* Requirements:
Reproduce the entries from the line with "create-audience-heading: CREATE AUDIENCE" up to and including the line with "interest-input[interactable]: +Interest [225, 404, 400, 430]", swapping "Page" for "Profile" and keeping everything else the same.

◇ ◇ ◇ ◇

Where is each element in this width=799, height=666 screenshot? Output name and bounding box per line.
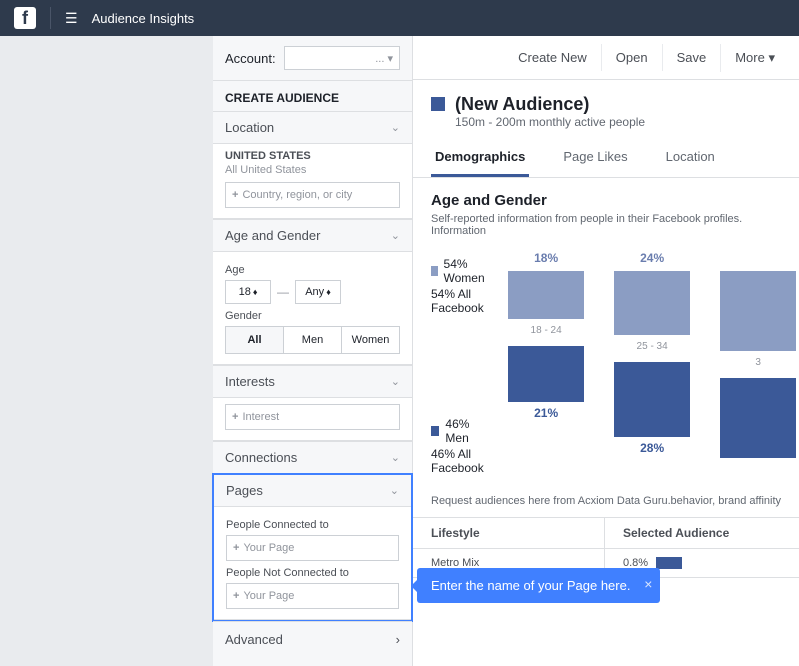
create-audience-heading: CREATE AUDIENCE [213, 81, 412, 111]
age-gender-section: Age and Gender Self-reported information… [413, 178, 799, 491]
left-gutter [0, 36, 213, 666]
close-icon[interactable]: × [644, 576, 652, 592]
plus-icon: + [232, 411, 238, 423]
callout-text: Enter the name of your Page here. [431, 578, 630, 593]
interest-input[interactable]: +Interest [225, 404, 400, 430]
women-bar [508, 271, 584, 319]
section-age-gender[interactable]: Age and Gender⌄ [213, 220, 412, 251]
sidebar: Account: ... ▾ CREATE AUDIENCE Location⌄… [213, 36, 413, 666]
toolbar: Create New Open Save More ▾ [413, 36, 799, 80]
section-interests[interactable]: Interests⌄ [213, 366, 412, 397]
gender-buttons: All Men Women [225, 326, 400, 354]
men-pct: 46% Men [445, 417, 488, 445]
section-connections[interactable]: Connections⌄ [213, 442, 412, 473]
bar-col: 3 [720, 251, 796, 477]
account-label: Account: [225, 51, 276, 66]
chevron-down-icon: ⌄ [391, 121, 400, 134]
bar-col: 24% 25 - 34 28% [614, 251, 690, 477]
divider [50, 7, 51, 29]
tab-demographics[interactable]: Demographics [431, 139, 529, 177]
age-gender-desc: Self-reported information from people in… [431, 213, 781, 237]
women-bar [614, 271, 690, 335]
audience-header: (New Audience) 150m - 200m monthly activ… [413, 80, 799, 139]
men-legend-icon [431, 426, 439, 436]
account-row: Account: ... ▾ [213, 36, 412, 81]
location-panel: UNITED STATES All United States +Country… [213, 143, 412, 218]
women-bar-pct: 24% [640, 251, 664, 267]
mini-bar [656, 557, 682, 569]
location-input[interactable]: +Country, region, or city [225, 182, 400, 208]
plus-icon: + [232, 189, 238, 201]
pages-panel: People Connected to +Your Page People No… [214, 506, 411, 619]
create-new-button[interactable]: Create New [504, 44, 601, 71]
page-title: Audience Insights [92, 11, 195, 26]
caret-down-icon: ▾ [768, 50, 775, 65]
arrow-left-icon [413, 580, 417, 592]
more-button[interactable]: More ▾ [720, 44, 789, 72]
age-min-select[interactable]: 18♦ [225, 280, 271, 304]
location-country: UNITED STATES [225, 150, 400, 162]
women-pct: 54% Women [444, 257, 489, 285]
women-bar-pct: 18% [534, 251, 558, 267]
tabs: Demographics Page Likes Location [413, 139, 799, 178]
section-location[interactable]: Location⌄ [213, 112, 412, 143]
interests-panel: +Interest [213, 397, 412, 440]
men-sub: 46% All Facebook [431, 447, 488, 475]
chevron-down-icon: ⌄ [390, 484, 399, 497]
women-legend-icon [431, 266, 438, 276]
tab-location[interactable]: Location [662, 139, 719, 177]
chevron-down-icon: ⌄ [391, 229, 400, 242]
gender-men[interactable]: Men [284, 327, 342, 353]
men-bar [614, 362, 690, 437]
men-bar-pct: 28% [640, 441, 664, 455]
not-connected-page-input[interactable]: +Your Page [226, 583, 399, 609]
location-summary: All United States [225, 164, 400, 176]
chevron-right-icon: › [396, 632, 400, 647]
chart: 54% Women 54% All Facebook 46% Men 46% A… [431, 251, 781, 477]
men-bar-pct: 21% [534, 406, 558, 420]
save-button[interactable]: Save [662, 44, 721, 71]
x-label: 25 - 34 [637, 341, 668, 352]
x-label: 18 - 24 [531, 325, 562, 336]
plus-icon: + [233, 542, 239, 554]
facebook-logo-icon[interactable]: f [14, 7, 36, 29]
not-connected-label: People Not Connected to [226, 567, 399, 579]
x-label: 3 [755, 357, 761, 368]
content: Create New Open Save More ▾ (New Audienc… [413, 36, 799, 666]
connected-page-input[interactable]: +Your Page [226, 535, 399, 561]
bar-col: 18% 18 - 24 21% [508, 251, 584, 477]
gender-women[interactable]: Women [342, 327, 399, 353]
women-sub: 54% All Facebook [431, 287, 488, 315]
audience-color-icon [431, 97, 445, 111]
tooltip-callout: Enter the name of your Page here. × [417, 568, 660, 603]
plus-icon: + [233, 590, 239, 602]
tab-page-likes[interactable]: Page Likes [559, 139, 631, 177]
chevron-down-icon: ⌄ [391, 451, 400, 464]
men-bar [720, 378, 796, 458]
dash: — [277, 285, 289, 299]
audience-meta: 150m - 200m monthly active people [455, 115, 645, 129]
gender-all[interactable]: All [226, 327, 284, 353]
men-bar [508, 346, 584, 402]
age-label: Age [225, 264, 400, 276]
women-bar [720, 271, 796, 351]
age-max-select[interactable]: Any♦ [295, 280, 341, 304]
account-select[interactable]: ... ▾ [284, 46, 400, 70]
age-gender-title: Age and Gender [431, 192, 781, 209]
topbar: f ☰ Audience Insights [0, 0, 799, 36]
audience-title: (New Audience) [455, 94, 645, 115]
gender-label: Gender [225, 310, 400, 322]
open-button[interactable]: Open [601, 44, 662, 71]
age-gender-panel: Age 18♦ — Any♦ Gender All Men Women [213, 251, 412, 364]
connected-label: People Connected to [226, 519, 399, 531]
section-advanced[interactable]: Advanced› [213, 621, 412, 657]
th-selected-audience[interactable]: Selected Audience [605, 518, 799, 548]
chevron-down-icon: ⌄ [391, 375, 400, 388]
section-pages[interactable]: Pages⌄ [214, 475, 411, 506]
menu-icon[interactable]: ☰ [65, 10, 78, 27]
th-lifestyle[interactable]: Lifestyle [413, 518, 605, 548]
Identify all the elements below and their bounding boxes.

◇ ◇ ◇ ◇

* Complete response:
create-audience-heading: CREATE AUDIENCE [213, 81, 412, 111]
age-gender-section: Age and Gender Self-reported information… [413, 178, 799, 491]
left-gutter [0, 36, 213, 666]
close-icon[interactable]: × [644, 576, 652, 592]
plus-icon: + [232, 411, 238, 423]
callout-text: Enter the name of your Profile here. [431, 578, 630, 593]
interest-input[interactable]: +Interest [225, 404, 400, 430]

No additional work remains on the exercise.